# Task directions
Report how many lines hold the word "입금하시면"; answer with the number alone.

# Data for this exercise
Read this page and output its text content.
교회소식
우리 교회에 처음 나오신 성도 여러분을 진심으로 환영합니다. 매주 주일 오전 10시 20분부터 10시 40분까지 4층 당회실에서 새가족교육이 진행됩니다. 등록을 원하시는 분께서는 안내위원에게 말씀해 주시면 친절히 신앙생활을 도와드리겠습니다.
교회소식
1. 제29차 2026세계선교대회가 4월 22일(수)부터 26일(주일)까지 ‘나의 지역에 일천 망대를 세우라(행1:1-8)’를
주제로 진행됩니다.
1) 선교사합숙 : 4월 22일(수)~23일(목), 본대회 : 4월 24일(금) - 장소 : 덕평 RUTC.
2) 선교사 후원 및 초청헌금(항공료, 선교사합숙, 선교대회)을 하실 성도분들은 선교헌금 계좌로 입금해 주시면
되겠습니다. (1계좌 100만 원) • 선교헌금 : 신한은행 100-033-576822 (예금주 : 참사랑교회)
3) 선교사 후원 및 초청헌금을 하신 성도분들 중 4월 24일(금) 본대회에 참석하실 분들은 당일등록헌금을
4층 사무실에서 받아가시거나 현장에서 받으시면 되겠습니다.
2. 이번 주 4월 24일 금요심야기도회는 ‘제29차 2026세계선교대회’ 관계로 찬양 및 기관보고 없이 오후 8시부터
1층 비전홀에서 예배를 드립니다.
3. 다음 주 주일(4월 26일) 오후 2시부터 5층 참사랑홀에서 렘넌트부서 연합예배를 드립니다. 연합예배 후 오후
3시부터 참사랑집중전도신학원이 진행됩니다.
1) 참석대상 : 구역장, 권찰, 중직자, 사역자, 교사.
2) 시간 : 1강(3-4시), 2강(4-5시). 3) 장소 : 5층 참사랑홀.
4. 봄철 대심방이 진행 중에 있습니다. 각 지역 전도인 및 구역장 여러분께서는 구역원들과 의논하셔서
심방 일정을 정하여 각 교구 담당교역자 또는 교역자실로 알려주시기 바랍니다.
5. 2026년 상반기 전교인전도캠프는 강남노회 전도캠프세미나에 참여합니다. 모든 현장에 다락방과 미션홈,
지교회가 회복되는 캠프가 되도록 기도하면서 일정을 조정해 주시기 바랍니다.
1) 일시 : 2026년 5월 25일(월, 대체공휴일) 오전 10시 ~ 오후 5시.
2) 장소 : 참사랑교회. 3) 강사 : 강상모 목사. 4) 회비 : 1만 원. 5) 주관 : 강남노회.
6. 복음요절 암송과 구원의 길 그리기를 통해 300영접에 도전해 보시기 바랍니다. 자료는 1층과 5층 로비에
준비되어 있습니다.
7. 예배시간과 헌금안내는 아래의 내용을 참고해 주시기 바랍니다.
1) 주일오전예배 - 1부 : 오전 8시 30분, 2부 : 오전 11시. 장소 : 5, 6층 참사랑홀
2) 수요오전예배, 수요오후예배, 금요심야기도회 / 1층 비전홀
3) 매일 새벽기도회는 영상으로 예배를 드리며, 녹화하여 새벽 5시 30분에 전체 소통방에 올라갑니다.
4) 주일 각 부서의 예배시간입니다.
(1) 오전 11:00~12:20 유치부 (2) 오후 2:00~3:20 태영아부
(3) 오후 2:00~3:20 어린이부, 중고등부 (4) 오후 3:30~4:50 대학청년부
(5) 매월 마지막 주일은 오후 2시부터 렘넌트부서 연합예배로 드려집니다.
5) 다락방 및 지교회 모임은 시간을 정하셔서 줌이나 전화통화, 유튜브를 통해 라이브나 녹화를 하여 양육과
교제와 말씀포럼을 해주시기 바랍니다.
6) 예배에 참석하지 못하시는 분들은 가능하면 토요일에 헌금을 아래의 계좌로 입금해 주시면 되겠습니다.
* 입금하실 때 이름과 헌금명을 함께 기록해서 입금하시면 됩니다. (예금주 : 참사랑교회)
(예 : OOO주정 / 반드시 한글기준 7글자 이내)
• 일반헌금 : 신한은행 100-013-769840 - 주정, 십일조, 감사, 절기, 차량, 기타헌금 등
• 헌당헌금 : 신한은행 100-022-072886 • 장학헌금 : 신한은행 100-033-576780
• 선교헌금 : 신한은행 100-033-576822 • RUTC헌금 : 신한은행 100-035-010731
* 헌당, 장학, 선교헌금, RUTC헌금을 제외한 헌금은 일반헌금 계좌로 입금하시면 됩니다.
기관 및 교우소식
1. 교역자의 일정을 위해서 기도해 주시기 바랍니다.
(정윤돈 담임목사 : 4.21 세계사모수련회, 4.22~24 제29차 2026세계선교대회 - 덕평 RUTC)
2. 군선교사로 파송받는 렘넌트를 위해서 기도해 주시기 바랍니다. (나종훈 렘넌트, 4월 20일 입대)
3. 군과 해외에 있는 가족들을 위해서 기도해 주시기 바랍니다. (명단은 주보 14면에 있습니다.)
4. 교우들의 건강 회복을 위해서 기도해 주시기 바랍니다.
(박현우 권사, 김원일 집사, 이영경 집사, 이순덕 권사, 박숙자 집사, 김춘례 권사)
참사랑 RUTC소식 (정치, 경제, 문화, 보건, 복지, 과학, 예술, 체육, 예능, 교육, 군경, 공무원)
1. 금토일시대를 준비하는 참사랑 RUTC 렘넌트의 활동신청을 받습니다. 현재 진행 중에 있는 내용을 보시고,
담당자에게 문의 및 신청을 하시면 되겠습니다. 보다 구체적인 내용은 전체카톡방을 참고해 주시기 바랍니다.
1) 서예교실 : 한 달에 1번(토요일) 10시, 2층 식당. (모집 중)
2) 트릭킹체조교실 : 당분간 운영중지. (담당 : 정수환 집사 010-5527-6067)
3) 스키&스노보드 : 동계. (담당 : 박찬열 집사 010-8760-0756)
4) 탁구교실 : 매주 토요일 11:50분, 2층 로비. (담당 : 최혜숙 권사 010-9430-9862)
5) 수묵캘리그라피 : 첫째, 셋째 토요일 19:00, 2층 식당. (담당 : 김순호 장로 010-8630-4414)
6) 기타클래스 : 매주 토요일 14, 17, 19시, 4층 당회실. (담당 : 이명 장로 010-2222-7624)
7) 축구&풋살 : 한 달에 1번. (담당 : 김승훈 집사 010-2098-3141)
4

# The response
2